--- START OF DATASET ---

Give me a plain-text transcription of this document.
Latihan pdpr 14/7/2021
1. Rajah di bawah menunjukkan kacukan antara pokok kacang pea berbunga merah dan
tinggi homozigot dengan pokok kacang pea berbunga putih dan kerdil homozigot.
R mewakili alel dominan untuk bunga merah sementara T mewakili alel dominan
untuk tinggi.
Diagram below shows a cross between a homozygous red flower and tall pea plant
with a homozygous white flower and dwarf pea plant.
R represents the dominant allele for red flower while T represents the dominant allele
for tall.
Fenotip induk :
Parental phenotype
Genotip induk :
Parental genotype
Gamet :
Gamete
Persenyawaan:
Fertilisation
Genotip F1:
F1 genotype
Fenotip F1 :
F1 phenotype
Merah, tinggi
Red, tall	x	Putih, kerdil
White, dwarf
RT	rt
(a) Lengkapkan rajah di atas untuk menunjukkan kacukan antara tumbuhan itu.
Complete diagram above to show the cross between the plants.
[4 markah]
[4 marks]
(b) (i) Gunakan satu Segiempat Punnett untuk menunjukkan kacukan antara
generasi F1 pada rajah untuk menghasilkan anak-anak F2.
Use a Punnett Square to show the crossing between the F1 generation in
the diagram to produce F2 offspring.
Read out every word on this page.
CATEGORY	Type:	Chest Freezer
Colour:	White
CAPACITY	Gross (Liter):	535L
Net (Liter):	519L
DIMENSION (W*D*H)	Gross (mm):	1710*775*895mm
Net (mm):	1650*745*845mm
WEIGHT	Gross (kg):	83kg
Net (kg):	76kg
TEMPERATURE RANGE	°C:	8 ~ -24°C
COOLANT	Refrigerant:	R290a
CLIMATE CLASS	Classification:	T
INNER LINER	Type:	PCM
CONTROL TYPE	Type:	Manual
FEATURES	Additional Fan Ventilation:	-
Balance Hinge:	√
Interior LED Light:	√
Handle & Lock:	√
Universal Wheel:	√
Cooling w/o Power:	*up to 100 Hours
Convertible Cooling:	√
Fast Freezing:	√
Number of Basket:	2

--- END OF DATASET ---

# [YOUR TASK]
Give the entries again in full, exactly as they are written.

# [FULL RESPONSE]
Give me a plain-text transcription of this document.
Latihan pdpr 14/7/2021
1. Rajah di bawah menunjukkan kacukan antara pokok kacang pea berbunga merah dan
tinggi homozigot dengan pokok kacang pea berbunga putih dan kerdil homozigot.
R mewakili alel dominan untuk bunga merah sementara T mewakili alel dominan
untuk tinggi.
Diagram below shows a cross between a homozygous red flower and tall pea plant
with a homozygous white flower and dwarf pea plant.
R represents the dominant allele for red flower while T represents the dominant allele
for tall.
Fenotip induk :
Parental phenotype
Genotip induk :
Parental genotype
Gamet :
Gamete
Persenyawaan:
Fertilisation
Genotip F1:
F1 genotype
Fenotip F1 :
F1 phenotype
Merah, tinggi
Red, tall	x	Putih, kerdil
White, dwarf
RT	rt
(a) Lengkapkan rajah di atas untuk menunjukkan kacukan antara tumbuhan itu.
Complete diagram above to show the cross between the plants.
[4 markah]
[4 marks]
(b) (i) Gunakan satu Segiempat Punnett untuk menunjukkan kacukan antara
generasi F1 pada rajah untuk menghasilkan anak-anak F2.
Use a Punnett Square to show the crossing between the F1 generation in
the diagram to produce F2 offspring.
Read out every word on this page.
CATEGORY	Type:	Chest Freezer
Colour:	White
CAPACITY	Gross (Liter):	535L
Net (Liter):	519L
DIMENSION (W*D*H)	Gross (mm):	1710*775*895mm
Net (mm):	1650*745*845mm
WEIGHT	Gross (kg):	83kg
Net (kg):	76kg
TEMPERATURE RANGE	°C:	8 ~ -24°C
COOLANT	Refrigerant:	R290a
CLIMATE CLASS	Classification:	T
INNER LINER	Type:	PCM
CONTROL TYPE	Type:	Manual
FEATURES	Additional Fan Ventilation:	-
Balance Hinge:	√
Interior LED Light:	√
Handle & Lock:	√
Universal Wheel:	√
Cooling w/o Power:	*up to 100 Hours
Convertible Cooling:	√
Fast Freezing:	√
Number of Basket:	2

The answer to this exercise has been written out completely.